> [Task]:
Set all the material down again unchanged, without the pictures.
::::::::::
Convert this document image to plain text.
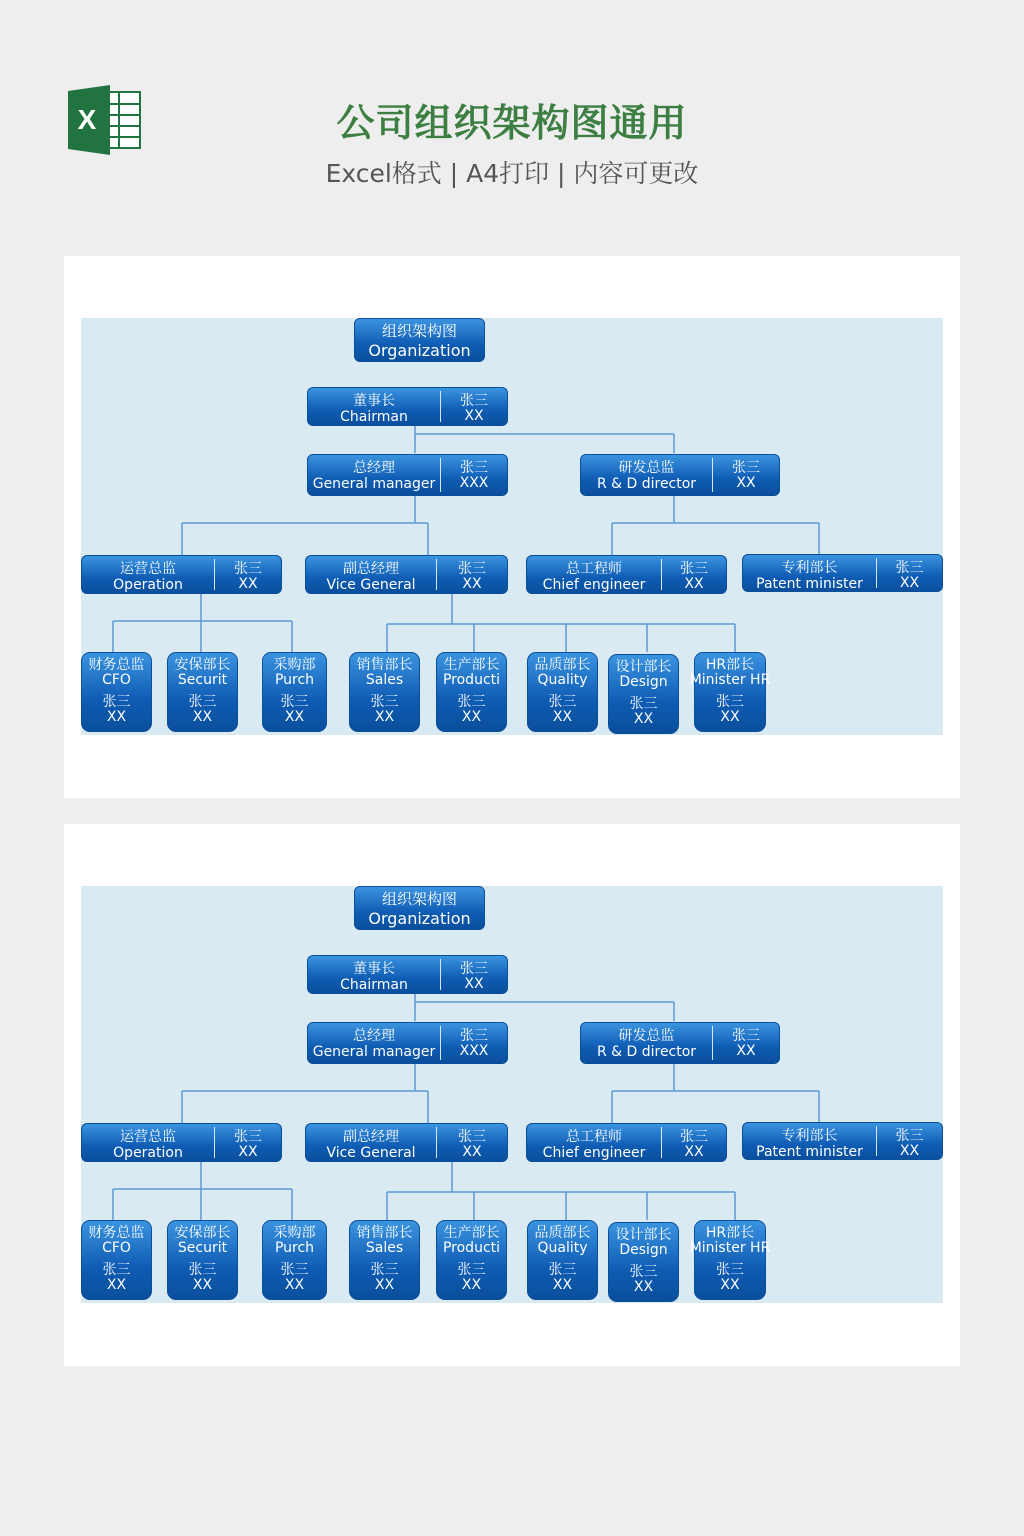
X	公司组织架构图通用
Excel格式 | A4打印 | 内容可更改
组织架构图
Organization
董事长
Chairman
张三
XX
总经理
General manager
张三
XXX
研发总监
R & D director
张三
XX
运营总监
Operation
张三
XX
副总经理
Vice General
张三
XX
总工程师
Chief engineer
张三
XX
专利部长
Patent minister
张三
XX
财务总监
CFO
张三
XX
安保部长
Securit
张三
XX
采购部
Purch
张三
XX
销售部长
Sales
张三
XX
生产部长
Producti
张三
XX
品质部长
Quality
张三
XX
设计部长
Design
张三
XX
HR部长
Minister HR
张三
XX
组织架构图
Organization
董事长
Chairman
张三
XX
总经理
General manager
张三
XXX
研发总监
R & D director
张三
XX
运营总监
Operation
张三
XX
副总经理
Vice General
张三
XX
总工程师
Chief engineer
张三
XX
专利部长
Patent minister
张三
XX
财务总监
CFO
张三
XX
安保部长
Securit
张三
XX
采购部
Purch
张三
XX
销售部长
Sales
张三
XX
生产部长
Producti
张三
XX
品质部长
Quality
张三
XX
设计部长
Design
张三
XX
HR部长
Minister HR
张三
XX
::::::::::
> [Answer to this problem]:
Convert this document image to plain text.
X	公司组织架构图通用
Excel格式 | A4打印 | 内容可更改
组织架构图
Organization
董事长
Chairman
张三
XX
总经理
General manager
张三
XXX
研发总监
R & D director
张三
XX
运营总监
Operation
张三
XX
副总经理
Vice General
张三
XX
总工程师
Chief engineer
张三
XX
专利部长
Patent minister
张三
XX
财务总监
CFO
张三
XX
安保部长
Securit
张三
XX
采购部
Purch
张三
XX
销售部长
Sales
张三
XX
生产部长
Producti
张三
XX
品质部长
Quality
张三
XX
设计部长
Design
张三
XX
HR部长
Minister HR
张三
XX
组织架构图
Organization
董事长
Chairman
张三
XX
总经理
General manager
张三
XXX
研发总监
R & D director
张三
XX
运营总监
Operation
张三
XX
副总经理
Vice General
张三
XX
总工程师
Chief engineer
张三
XX
专利部长
Patent minister
张三
XX
财务总监
CFO
张三
XX
安保部长
Securit
张三
XX
采购部
Purch
张三
XX
销售部长
Sales
张三
XX
生产部长
Producti
张三
XX
品质部长
Quality
张三
XX
设计部长
Design
张三
XX
HR部长
Minister HR
张三
XX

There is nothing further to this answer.